Task → List every line below containing "icon".
--- Start Material ---
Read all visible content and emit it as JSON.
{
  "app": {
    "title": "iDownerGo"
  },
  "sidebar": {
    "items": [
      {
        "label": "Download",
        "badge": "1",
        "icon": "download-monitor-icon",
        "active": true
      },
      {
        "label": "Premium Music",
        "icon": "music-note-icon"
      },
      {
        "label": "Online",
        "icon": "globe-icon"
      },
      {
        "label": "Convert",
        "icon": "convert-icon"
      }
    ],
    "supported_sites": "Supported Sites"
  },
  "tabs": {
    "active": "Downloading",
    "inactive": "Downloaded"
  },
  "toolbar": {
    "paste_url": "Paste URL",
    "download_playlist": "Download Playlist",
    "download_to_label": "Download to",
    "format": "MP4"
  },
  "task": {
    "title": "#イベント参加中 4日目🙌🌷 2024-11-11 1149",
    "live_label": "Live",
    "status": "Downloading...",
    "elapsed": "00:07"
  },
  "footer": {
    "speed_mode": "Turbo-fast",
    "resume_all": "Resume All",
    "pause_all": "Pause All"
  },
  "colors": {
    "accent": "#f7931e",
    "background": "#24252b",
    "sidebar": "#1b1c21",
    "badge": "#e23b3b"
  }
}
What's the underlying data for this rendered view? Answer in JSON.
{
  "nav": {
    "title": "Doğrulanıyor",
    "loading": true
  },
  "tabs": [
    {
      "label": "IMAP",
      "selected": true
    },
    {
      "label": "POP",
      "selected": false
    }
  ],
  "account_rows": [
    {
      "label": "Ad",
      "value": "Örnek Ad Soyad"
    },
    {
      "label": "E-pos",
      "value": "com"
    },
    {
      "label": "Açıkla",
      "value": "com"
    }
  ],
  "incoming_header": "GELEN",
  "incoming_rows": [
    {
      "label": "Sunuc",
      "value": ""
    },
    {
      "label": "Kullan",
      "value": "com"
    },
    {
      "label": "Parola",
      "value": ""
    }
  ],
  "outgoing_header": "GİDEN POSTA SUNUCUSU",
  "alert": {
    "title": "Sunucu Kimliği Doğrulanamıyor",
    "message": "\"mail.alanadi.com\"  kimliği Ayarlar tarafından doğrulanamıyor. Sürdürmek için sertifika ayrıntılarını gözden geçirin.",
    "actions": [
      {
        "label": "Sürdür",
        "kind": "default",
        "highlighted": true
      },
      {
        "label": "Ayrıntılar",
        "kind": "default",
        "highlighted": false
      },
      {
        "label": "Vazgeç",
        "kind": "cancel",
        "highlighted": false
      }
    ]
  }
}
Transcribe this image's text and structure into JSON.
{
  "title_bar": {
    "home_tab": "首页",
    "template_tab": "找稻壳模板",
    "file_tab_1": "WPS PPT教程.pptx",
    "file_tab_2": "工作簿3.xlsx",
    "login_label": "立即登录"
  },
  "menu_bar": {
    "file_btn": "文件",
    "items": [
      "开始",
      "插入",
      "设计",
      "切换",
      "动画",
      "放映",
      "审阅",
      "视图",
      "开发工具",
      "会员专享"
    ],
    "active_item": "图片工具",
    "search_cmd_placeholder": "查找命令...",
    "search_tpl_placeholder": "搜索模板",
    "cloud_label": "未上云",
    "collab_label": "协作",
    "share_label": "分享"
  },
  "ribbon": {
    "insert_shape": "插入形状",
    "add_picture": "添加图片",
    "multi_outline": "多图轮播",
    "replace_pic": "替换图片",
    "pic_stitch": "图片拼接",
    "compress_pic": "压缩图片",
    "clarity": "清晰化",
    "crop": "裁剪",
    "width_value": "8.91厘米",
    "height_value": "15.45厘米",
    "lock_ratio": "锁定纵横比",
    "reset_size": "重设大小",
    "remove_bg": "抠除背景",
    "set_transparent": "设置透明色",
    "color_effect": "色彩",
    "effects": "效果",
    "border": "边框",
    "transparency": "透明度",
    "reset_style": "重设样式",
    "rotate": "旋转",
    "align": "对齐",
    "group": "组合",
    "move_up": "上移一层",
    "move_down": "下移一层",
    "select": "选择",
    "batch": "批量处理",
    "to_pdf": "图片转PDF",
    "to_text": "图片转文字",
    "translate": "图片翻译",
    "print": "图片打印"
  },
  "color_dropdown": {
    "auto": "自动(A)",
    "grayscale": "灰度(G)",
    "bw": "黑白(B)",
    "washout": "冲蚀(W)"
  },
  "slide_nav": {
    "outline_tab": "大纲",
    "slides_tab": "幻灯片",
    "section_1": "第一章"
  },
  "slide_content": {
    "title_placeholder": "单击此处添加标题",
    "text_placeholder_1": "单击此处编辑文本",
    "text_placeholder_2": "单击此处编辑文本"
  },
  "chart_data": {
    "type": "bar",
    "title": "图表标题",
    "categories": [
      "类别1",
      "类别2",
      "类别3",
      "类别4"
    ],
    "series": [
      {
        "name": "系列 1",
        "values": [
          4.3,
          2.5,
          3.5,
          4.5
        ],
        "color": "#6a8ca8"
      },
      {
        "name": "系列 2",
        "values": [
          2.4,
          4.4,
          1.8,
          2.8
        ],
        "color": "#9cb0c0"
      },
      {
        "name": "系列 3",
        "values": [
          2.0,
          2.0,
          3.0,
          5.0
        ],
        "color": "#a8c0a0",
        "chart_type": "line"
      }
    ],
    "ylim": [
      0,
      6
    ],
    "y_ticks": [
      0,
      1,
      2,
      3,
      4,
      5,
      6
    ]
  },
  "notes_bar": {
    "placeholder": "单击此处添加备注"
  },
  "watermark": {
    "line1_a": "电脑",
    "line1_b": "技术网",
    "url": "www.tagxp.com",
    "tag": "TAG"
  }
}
--- End Material ---
Result of this task →
        "icon": "download-monitor-icon",
        "icon": "music-note-icon"
        "icon": "globe-icon"
        "icon": "convert-icon"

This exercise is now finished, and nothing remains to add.